--- Given task ---
Take every line where the string "network" appears and copy it.
START
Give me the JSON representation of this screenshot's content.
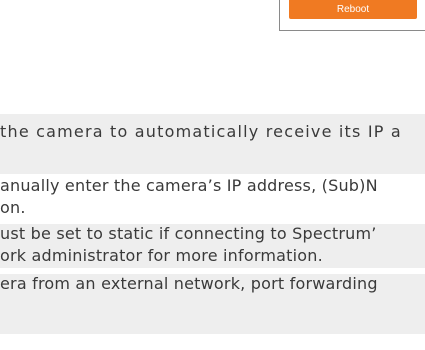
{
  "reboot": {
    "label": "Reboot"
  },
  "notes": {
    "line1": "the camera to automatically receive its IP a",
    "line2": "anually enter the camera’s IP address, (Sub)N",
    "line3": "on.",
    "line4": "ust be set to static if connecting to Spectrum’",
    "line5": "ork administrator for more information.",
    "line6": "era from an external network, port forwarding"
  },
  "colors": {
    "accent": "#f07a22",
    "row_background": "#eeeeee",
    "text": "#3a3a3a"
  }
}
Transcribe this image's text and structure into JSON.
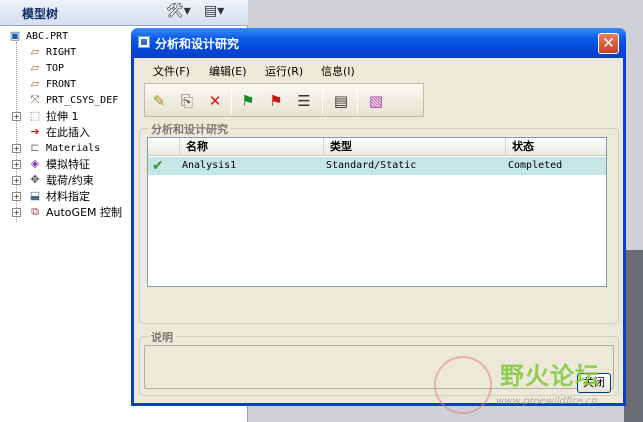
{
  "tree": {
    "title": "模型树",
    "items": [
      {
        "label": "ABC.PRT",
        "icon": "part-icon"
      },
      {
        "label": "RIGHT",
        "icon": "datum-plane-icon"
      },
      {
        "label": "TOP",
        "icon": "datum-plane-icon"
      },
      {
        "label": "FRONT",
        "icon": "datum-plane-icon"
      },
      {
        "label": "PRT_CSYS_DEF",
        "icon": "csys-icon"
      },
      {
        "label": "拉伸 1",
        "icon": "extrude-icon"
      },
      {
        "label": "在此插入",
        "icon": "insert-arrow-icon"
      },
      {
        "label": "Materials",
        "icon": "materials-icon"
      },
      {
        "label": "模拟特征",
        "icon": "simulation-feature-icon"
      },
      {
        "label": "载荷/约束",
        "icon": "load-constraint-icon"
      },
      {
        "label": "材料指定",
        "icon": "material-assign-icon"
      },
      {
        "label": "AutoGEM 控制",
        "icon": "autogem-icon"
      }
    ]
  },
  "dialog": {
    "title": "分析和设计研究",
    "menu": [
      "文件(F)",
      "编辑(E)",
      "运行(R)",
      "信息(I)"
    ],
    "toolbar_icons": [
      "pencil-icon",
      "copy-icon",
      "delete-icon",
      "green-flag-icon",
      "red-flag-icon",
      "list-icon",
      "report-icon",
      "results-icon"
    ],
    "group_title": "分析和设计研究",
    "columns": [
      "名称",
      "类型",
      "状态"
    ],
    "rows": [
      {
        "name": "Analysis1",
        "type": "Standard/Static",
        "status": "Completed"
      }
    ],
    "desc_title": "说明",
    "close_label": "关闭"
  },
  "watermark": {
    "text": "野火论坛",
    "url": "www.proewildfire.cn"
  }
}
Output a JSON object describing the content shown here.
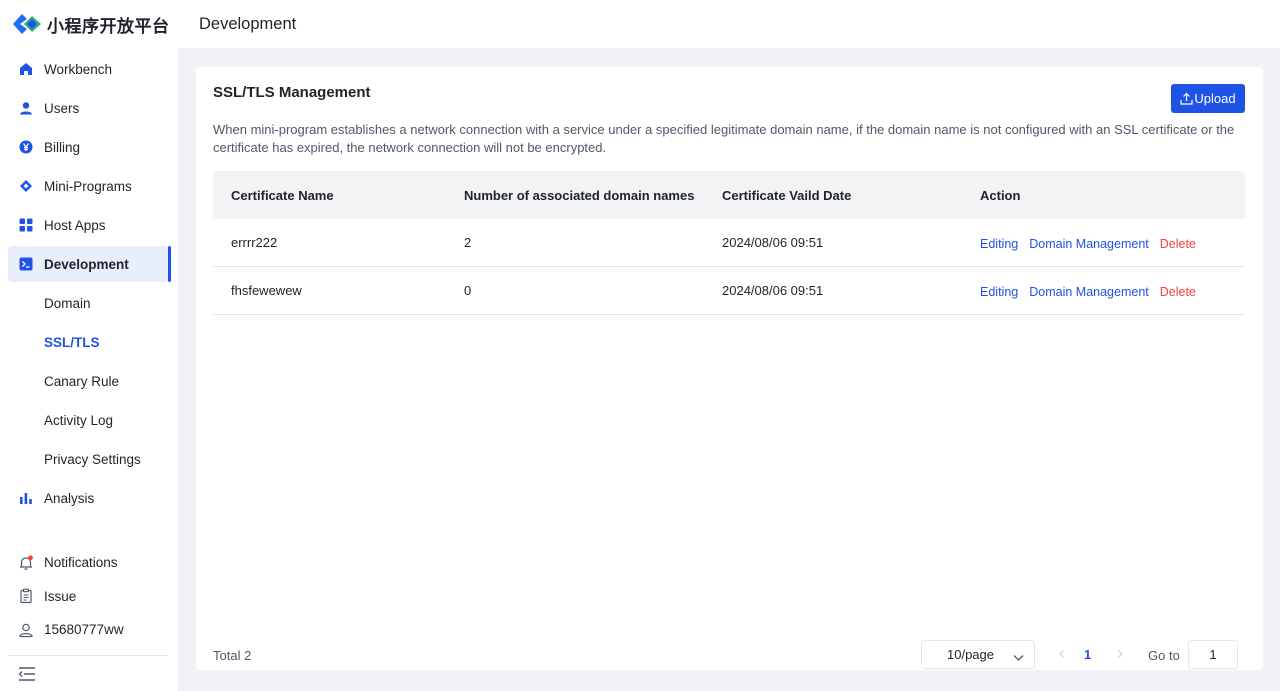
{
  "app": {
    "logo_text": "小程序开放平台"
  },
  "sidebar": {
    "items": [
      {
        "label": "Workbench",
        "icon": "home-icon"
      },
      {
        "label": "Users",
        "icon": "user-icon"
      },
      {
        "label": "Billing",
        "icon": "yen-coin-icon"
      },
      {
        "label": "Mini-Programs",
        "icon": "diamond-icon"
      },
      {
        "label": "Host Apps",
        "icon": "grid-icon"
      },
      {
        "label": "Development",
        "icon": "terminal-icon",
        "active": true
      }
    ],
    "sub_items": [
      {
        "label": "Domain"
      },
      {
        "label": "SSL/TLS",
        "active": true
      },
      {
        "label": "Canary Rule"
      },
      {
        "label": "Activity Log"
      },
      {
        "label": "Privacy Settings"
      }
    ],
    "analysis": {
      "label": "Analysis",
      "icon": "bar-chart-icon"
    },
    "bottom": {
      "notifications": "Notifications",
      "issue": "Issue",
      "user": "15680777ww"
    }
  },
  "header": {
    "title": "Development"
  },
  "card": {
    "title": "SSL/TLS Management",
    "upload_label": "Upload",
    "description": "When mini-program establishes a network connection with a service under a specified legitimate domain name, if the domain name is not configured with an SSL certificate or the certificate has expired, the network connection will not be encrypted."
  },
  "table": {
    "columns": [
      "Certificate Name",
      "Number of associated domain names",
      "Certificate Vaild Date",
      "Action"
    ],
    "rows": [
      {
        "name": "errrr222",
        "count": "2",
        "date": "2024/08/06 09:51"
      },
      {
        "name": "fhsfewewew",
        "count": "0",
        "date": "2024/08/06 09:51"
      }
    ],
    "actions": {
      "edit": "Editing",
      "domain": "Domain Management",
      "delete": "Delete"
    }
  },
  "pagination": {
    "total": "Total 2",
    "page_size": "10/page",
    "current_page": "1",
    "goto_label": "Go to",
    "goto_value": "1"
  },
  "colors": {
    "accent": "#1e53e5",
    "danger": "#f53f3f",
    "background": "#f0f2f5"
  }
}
END
START
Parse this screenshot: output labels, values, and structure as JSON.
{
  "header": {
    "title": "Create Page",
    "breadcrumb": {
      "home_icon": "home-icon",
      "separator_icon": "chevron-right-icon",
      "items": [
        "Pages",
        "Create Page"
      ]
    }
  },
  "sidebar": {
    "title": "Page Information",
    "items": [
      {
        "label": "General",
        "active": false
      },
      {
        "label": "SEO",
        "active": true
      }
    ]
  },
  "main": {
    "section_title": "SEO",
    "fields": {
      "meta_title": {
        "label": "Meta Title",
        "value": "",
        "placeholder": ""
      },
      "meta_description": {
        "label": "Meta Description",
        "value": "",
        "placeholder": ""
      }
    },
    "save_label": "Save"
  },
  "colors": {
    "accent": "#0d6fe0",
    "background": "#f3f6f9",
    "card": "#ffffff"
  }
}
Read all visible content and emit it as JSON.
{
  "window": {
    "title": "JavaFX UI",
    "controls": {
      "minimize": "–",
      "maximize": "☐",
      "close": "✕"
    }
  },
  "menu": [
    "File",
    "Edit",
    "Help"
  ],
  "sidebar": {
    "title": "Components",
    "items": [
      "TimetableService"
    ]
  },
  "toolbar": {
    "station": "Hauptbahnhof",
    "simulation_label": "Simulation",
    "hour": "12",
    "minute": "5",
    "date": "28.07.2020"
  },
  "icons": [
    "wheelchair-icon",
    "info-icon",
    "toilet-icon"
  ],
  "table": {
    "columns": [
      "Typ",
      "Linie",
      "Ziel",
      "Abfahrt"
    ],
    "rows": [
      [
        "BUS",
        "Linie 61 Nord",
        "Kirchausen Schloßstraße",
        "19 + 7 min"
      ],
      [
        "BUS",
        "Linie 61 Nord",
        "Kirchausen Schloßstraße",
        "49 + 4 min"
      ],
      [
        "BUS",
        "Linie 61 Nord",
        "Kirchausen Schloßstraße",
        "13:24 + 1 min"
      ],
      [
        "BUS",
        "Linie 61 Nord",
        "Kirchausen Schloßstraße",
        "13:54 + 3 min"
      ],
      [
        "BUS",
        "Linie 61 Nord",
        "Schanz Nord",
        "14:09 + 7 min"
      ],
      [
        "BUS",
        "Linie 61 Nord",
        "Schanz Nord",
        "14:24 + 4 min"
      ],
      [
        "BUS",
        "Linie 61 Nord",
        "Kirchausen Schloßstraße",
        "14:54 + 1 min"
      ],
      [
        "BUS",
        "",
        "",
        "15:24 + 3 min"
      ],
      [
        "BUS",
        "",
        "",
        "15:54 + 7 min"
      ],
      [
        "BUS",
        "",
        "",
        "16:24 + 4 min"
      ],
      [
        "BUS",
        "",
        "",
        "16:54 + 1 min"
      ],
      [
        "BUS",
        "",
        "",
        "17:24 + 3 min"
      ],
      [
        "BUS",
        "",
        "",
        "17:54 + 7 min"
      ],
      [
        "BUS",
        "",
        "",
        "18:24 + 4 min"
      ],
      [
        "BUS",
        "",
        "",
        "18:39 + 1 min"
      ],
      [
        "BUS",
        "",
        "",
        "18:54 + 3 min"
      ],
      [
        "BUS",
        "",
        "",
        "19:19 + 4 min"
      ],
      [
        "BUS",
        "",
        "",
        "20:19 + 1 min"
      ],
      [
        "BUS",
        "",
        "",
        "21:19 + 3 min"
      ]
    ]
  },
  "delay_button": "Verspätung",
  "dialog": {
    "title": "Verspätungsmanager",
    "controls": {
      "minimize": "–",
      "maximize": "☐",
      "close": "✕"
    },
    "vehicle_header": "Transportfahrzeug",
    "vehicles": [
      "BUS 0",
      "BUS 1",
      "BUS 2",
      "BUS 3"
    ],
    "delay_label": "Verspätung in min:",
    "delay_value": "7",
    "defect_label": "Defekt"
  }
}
END
--- Final result ---
    "line6": "era from an external network, port forwarding"
    "description": "When mini-program establishes a network connection with a service under a specified legitimate domain name, if the domain name is not configured with an SSL certificate or the certificate has expired, the network connection will not be encrypted."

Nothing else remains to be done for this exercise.